● OBJECTIVE
Quote exactly the lines running from the line with "Read out every word on this page." to the end of the entries, including both, and nothing else.

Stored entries

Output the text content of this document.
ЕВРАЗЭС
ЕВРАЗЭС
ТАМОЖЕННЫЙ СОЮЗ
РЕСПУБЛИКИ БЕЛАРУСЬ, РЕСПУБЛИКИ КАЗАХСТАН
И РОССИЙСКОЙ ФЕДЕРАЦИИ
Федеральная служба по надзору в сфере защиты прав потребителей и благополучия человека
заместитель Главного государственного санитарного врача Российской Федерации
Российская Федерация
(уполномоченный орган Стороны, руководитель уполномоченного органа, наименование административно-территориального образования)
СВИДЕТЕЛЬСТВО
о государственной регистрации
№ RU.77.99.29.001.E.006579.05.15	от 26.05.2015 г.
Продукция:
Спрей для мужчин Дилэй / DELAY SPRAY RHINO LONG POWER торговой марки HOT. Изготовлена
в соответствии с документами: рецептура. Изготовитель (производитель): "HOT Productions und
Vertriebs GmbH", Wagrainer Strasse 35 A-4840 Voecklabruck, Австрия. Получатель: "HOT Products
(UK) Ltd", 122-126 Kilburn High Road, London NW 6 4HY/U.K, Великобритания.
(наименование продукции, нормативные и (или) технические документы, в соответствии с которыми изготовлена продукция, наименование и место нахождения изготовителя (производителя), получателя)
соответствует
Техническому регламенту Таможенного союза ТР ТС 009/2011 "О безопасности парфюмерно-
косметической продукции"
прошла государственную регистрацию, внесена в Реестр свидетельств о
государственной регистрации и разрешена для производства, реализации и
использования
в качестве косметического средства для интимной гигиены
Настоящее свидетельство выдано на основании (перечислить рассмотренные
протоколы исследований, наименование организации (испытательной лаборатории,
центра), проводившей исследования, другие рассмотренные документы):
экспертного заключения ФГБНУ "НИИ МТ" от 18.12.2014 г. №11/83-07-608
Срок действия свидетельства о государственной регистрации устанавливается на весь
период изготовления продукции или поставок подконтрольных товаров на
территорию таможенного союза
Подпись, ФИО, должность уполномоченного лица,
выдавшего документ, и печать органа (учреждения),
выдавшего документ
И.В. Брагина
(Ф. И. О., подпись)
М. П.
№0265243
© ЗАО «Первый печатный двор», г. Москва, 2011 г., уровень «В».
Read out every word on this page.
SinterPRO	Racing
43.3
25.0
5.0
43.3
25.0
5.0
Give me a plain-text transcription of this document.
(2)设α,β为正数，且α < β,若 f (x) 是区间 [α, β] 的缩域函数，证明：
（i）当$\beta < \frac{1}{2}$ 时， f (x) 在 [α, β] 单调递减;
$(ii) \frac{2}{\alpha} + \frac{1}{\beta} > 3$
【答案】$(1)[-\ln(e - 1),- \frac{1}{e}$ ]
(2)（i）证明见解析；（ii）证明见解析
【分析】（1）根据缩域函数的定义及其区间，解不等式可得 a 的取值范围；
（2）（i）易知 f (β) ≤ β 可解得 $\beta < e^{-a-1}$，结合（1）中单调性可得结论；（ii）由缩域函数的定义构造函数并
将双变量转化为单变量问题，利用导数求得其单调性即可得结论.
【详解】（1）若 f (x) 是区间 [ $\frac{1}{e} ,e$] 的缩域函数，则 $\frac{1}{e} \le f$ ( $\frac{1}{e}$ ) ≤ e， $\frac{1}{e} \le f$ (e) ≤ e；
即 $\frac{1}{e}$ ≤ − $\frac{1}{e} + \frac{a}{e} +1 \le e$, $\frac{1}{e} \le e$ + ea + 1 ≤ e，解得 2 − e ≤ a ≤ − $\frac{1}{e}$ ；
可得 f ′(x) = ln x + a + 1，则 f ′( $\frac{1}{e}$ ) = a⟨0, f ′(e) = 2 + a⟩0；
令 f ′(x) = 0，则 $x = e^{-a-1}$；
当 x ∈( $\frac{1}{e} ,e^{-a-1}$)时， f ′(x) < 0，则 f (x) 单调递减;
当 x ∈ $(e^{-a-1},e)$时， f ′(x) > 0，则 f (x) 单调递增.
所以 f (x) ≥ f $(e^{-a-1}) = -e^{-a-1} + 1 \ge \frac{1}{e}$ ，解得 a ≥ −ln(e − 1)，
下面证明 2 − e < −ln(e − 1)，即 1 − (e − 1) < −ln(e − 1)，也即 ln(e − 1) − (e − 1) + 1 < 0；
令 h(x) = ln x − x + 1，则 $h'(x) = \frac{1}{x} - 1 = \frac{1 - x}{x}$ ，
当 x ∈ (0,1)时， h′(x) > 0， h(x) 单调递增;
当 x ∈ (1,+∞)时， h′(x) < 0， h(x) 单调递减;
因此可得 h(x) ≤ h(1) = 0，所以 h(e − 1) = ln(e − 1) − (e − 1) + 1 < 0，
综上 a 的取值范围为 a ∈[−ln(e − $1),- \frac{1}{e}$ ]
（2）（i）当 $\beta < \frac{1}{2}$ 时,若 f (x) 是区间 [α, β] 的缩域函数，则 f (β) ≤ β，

● RESULT OF THE TASK
Read out every word on this page.
SinterPRO	Racing
43.3
25.0
5.0
43.3
25.0
5.0
Give me a plain-text transcription of this document.
(2)设α,β为正数，且α < β,若 f (x) 是区间 [α, β] 的缩域函数，证明：
（i）当$\beta < \frac{1}{2}$ 时， f (x) 在 [α, β] 单调递减;
$(ii) \frac{2}{\alpha} + \frac{1}{\beta} > 3$
【答案】$(1)[-\ln(e - 1),- \frac{1}{e}$ ]
(2)（i）证明见解析；（ii）证明见解析
【分析】（1）根据缩域函数的定义及其区间，解不等式可得 a 的取值范围；
（2）（i）易知 f (β) ≤ β 可解得 $\beta < e^{-a-1}$，结合（1）中单调性可得结论；（ii）由缩域函数的定义构造函数并
将双变量转化为单变量问题，利用导数求得其单调性即可得结论.
【详解】（1）若 f (x) 是区间 [ $\frac{1}{e} ,e$] 的缩域函数，则 $\frac{1}{e} \le f$ ( $\frac{1}{e}$ ) ≤ e， $\frac{1}{e} \le f$ (e) ≤ e；
即 $\frac{1}{e}$ ≤ − $\frac{1}{e} + \frac{a}{e} +1 \le e$, $\frac{1}{e} \le e$ + ea + 1 ≤ e，解得 2 − e ≤ a ≤ − $\frac{1}{e}$ ；
可得 f ′(x) = ln x + a + 1，则 f ′( $\frac{1}{e}$ ) = a⟨0, f ′(e) = 2 + a⟩0；
令 f ′(x) = 0，则 $x = e^{-a-1}$；
当 x ∈( $\frac{1}{e} ,e^{-a-1}$)时， f ′(x) < 0，则 f (x) 单调递减;
当 x ∈ $(e^{-a-1},e)$时， f ′(x) > 0，则 f (x) 单调递增.
所以 f (x) ≥ f $(e^{-a-1}) = -e^{-a-1} + 1 \ge \frac{1}{e}$ ，解得 a ≥ −ln(e − 1)，
下面证明 2 − e < −ln(e − 1)，即 1 − (e − 1) < −ln(e − 1)，也即 ln(e − 1) − (e − 1) + 1 < 0；
令 h(x) = ln x − x + 1，则 $h'(x) = \frac{1}{x} - 1 = \frac{1 - x}{x}$ ，
当 x ∈ (0,1)时， h′(x) > 0， h(x) 单调递增;
当 x ∈ (1,+∞)时， h′(x) < 0， h(x) 单调递减;
因此可得 h(x) ≤ h(1) = 0，所以 h(e − 1) = ln(e − 1) − (e − 1) + 1 < 0，
综上 a 的取值范围为 a ∈[−ln(e − $1),- \frac{1}{e}$ ]
（2）（i）当 $\beta < \frac{1}{2}$ 时,若 f (x) 是区间 [α, β] 的缩域函数，则 f (β) ≤ β，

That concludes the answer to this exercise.